WORK TO COMPLETE
Search the data for the word "name". Reproduce every line where it is found.

===== TASK INPUT =====

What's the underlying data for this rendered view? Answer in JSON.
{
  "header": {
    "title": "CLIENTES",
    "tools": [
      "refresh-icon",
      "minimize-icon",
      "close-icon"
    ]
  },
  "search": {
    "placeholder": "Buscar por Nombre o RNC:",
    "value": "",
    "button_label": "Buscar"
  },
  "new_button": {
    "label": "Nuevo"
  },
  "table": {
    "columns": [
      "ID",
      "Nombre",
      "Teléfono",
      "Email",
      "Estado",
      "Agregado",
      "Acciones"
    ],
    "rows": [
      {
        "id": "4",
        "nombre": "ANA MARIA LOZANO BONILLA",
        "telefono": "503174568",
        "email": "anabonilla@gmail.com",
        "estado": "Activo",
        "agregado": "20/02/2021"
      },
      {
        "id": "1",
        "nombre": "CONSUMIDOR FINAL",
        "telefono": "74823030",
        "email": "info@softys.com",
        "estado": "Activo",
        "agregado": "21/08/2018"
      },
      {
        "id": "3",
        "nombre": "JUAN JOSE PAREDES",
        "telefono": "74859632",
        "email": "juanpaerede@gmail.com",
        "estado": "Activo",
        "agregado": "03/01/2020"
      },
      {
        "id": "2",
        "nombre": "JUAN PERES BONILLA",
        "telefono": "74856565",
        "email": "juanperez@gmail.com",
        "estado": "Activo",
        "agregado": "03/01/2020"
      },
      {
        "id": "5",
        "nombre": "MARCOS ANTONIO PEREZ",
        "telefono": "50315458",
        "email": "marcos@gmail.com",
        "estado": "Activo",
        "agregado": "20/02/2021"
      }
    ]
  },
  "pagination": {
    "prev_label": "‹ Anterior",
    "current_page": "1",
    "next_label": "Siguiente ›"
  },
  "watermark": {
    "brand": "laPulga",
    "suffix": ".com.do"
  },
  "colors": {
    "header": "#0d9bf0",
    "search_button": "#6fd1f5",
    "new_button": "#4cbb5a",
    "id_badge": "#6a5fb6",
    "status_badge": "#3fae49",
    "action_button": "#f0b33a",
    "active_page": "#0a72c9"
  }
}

=====
===== TASK INPUT =====

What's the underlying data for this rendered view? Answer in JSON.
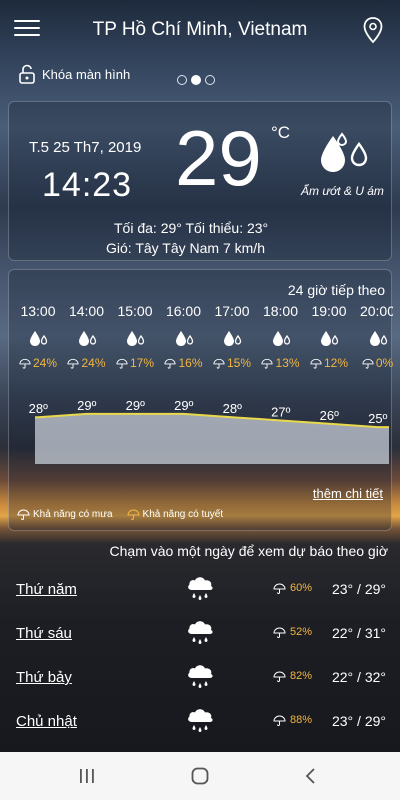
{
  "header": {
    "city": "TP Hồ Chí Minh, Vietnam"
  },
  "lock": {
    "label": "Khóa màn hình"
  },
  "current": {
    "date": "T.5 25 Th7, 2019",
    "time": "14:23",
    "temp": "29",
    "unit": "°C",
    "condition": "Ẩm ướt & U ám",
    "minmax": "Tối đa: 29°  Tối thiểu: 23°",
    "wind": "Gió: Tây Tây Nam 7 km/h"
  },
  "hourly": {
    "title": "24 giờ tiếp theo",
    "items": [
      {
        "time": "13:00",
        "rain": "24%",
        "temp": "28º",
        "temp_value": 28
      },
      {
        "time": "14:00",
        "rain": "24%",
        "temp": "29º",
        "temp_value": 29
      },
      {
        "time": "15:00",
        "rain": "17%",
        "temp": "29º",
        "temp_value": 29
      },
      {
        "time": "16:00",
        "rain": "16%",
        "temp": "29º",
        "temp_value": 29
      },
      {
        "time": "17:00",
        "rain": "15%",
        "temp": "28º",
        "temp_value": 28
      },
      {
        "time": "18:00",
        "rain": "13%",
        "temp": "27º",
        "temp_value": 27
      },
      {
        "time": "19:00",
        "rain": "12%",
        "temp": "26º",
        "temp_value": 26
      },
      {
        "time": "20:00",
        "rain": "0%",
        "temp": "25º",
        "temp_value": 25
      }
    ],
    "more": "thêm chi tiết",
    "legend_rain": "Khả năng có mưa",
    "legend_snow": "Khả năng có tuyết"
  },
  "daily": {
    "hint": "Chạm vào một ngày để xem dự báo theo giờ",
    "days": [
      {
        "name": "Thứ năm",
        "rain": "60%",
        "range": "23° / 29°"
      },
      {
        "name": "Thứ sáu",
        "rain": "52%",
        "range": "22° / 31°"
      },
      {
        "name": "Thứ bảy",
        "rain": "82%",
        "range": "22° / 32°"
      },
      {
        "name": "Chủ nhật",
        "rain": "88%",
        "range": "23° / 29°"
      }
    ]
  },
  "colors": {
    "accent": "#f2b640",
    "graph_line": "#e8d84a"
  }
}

=====

SOLUTION
        "name": "Thứ năm",
        "name": "Thứ sáu",
        "name": "Thứ bảy",
        "name": "Chủ nhật",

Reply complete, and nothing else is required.